Given problem. Transcribe each line of the records below exactly, excluding any embedded images.

Record extracts.
------------------------

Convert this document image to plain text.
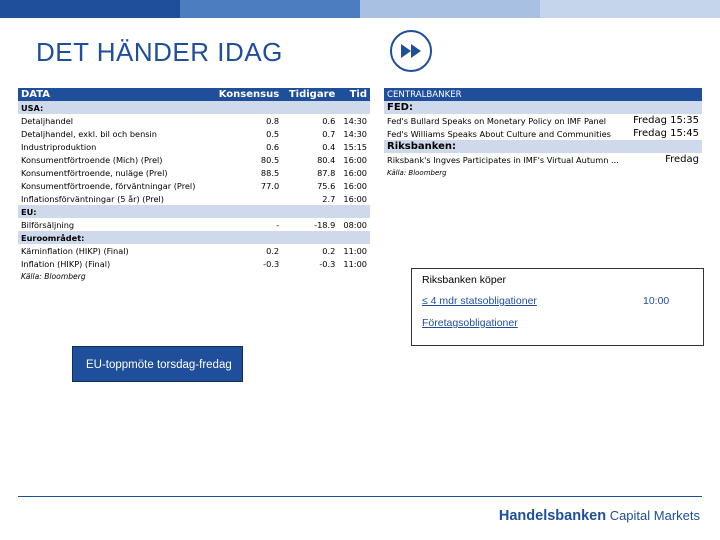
DET HÄNDER IDAG
DATA	Konsensus	Tidigare	Tid
USA:			
Detaljhandel	0.8	0.6	14:30
Detaljhandel, exkl. bil och bensin	0.5	0.7	14:30
Industriproduktion	0.6	0.4	15:15
Konsumentförtroende (Mich) (Prel)	80.5	80.4	16:00
Konsumentförtroende, nuläge (Prel)	88.5	87.8	16:00
Konsumentförtroende, förväntningar (Prel)	77.0	75.6	16:00
Inflationsförväntningar (5 år) (Prel)		2.7	16:00
EU:			
Bilförsäljning	-	-18.9	08:00
Euroområdet:			
Kärninflation (HIKP) (Final)	0.2	0.2	11:00
Inflation (HIKP) (Final)	-0.3	-0.3	11:00
Källa: Bloomberg			
CENTRALBANKER	
FED:	
Fed's Bullard Speaks on Monetary Policy on IMF Panel	Fredag 15:35
Fed's Williams Speaks About Culture and Communities	Fredag 15:45
Riksbanken:	
Riksbank's Ingves Participates in IMF's Virtual Autumn ...	Fredag
Källa: Bloomberg	
Riksbanken köper
≤ 4 mdr statsobligationer	10:00
Företagsobligationer
EU-toppmöte torsdag-fredag
Handelsbanken Capital Markets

------------------------

The answer.
Convert this document image to plain text.
DET HÄNDER IDAG
DATA	Konsensus	Tidigare	Tid
USA:			
Detaljhandel	0.8	0.6	14:30
Detaljhandel, exkl. bil och bensin	0.5	0.7	14:30
Industriproduktion	0.6	0.4	15:15
Konsumentförtroende (Mich) (Prel)	80.5	80.4	16:00
Konsumentförtroende, nuläge (Prel)	88.5	87.8	16:00
Konsumentförtroende, förväntningar (Prel)	77.0	75.6	16:00
Inflationsförväntningar (5 år) (Prel)		2.7	16:00
EU:			
Bilförsäljning	-	-18.9	08:00
Euroområdet:			
Kärninflation (HIKP) (Final)	0.2	0.2	11:00
Inflation (HIKP) (Final)	-0.3	-0.3	11:00
Källa: Bloomberg			
CENTRALBANKER	
FED:	
Fed's Bullard Speaks on Monetary Policy on IMF Panel	Fredag 15:35
Fed's Williams Speaks About Culture and Communities	Fredag 15:45
Riksbanken:	
Riksbank's Ingves Participates in IMF's Virtual Autumn ...	Fredag
Källa: Bloomberg	
Riksbanken köper
≤ 4 mdr statsobligationer	10:00
Företagsobligationer
EU-toppmöte torsdag-fredag
Handelsbanken Capital Markets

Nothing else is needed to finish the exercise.